◆ Problem to work on ◆
Scan the data below for the string "icon". Copy every line where it appears.

◆ Saved entries ◆

- - - -

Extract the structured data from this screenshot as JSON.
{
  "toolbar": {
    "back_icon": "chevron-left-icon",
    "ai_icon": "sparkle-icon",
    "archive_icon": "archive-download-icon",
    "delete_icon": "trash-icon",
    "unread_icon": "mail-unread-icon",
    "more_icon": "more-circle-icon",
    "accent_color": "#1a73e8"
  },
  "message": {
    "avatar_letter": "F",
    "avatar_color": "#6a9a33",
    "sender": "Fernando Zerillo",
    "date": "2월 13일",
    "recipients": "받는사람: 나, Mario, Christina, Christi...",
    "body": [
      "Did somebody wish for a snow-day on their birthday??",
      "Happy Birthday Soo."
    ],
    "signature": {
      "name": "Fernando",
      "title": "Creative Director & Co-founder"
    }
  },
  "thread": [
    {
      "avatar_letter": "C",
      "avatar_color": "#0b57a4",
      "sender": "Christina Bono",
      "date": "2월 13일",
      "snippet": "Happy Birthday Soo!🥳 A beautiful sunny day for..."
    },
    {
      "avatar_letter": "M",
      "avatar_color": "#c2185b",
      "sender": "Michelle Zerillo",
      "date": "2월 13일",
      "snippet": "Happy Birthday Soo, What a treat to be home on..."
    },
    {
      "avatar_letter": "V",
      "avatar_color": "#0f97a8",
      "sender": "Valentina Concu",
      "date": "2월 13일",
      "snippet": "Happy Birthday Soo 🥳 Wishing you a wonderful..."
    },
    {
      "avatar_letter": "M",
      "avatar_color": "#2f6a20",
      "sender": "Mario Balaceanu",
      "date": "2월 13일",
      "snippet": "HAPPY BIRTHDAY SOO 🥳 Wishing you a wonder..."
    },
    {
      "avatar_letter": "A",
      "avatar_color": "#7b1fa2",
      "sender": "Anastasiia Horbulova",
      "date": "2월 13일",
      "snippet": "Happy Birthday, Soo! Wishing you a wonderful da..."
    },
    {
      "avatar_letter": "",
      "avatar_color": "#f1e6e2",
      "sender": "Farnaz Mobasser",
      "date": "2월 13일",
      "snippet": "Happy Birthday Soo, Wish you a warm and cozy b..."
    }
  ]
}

- - - -

◆ Answer for the task ◆
    "back_icon": "chevron-left-icon",
    "ai_icon": "sparkle-icon",
    "archive_icon": "archive-download-icon",
    "delete_icon": "trash-icon",
    "unread_icon": "mail-unread-icon",
    "more_icon": "more-circle-icon",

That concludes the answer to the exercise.